_Directions_
Report the number of lines in the entries below that include the word "value", and nothing else.

_Input records_
--------------------------------------------------

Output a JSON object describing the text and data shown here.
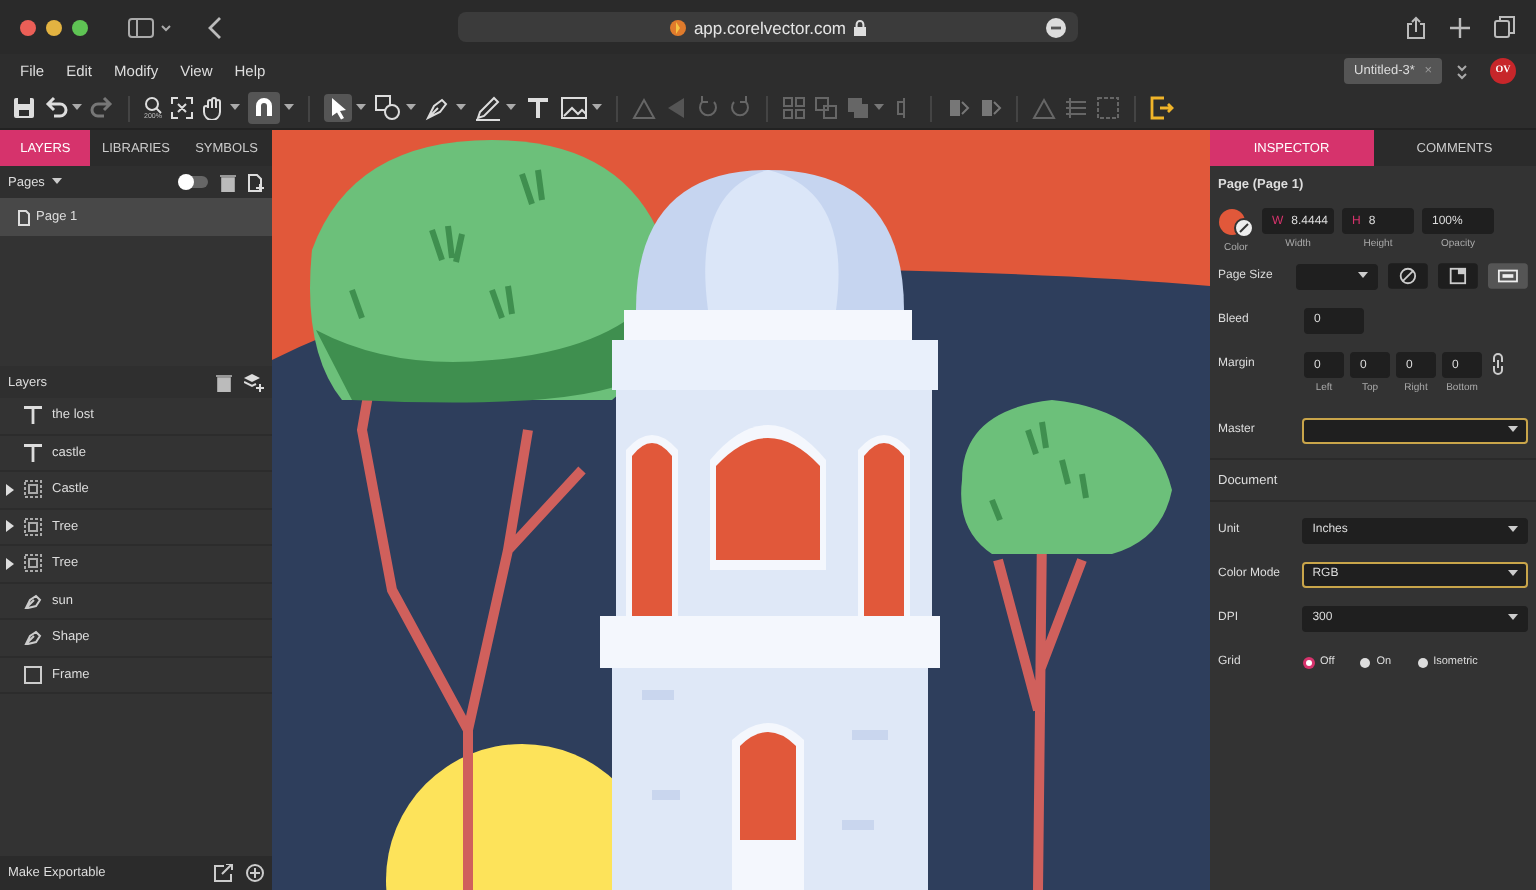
{
  "browser": {
    "url": "app.corelvector.com"
  },
  "menu": [
    "File",
    "Edit",
    "Modify",
    "View",
    "Help"
  ],
  "toolbar": {
    "zoom_label": "200%"
  },
  "document_tab": {
    "title": "Untitled-3*",
    "close": "×"
  },
  "avatar": {
    "initials": "OV"
  },
  "left_tabs": [
    {
      "label": "LAYERS",
      "selected": true
    },
    {
      "label": "LIBRARIES",
      "selected": false
    },
    {
      "label": "SYMBOLS",
      "selected": false
    }
  ],
  "pages": {
    "title": "Pages",
    "toggle_on": false,
    "items": [
      {
        "name": "Page 1",
        "selected": true
      }
    ]
  },
  "layers": {
    "title": "Layers",
    "items": [
      {
        "name": "the lost",
        "kind": "text"
      },
      {
        "name": "castle",
        "kind": "text"
      },
      {
        "name": "Castle",
        "kind": "group"
      },
      {
        "name": "Tree",
        "kind": "group"
      },
      {
        "name": "Tree",
        "kind": "group"
      },
      {
        "name": "sun",
        "kind": "path"
      },
      {
        "name": "Shape",
        "kind": "path"
      },
      {
        "name": "Frame",
        "kind": "frame"
      }
    ]
  },
  "footer": {
    "label": "Make Exportable"
  },
  "right_tabs": [
    {
      "label": "INSPECTOR",
      "selected": true
    },
    {
      "label": "COMMENTS",
      "selected": false
    }
  ],
  "inspector": {
    "title": "Page (Page 1)",
    "color_label": "Color",
    "dims": [
      {
        "prefix": "W",
        "value": "8.4444",
        "label": "Width"
      },
      {
        "prefix": "H",
        "value": "8",
        "label": "Height"
      },
      {
        "value": "100%",
        "label": "Opacity"
      }
    ],
    "page_size_label": "Page Size",
    "bleed_label": "Bleed",
    "bleed": "0",
    "margin_label": "Margin",
    "margins": [
      {
        "value": "0",
        "label": "Left"
      },
      {
        "value": "0",
        "label": "Top"
      },
      {
        "value": "0",
        "label": "Right"
      },
      {
        "value": "0",
        "label": "Bottom"
      }
    ],
    "master": {
      "label": "Master",
      "highlighted": true
    },
    "section": "Document",
    "selects": [
      {
        "label": "Unit",
        "value": "Inches",
        "highlighted": false
      },
      {
        "label": "Color Mode",
        "value": "RGB",
        "highlighted": true
      },
      {
        "label": "DPI",
        "value": "300",
        "highlighted": false
      }
    ],
    "grid_label": "Grid",
    "grid": [
      {
        "label": "Off",
        "selected": true
      },
      {
        "label": "On",
        "selected": false
      },
      {
        "label": "Isometric",
        "selected": false
      }
    ]
  }
}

--------------------------------------------------

_The completed task_
10